TASK TO CARRY OUT: Keep the pictures out and restate every record exactly.

LISTED RECORDS:
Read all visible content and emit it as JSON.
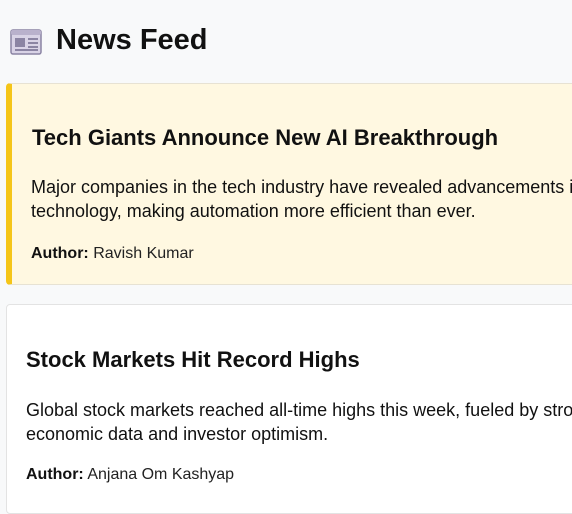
{
  "header": {
    "title": "News Feed",
    "icon": "newspaper-icon"
  },
  "colors": {
    "highlight_card_background": "#fff8e1",
    "highlight_card_accent": "#f5c518",
    "page_background": "#f8f9fa"
  },
  "articles": [
    {
      "title": "Tech Giants Announce New AI Breakthrough",
      "body_line_1": "Major companies in the tech industry have revealed advancements in AI",
      "body_line_2": "technology, making automation more efficient than ever.",
      "author_label": "Author:",
      "author": "Ravish Kumar",
      "highlighted": true
    },
    {
      "title": "Stock Markets Hit Record Highs",
      "body_line_1": "Global stock markets reached all-time highs this week, fueled by strong",
      "body_line_2": "economic data and investor optimism.",
      "author_label": "Author:",
      "author": "Anjana Om Kashyap",
      "highlighted": false
    }
  ]
}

SOLUTION FOR THIS EXERCISE:
Read all visible content and emit it as JSON.
{
  "header": {
    "title": "News Feed",
    "icon": "newspaper-icon"
  },
  "colors": {
    "highlight_card_background": "#fff8e1",
    "highlight_card_accent": "#f5c518",
    "page_background": "#f8f9fa"
  },
  "articles": [
    {
      "title": "Tech Giants Announce New AI Breakthrough",
      "body_line_1": "Major companies in the tech industry have revealed advancements in AI",
      "body_line_2": "technology, making automation more efficient than ever.",
      "author_label": "Author:",
      "author": "Ravish Kumar",
      "highlighted": true
    },
    {
      "title": "Stock Markets Hit Record Highs",
      "body_line_1": "Global stock markets reached all-time highs this week, fueled by strong",
      "body_line_2": "economic data and investor optimism.",
      "author_label": "Author:",
      "author": "Anjana Om Kashyap",
      "highlighted": false
    }
  ]
}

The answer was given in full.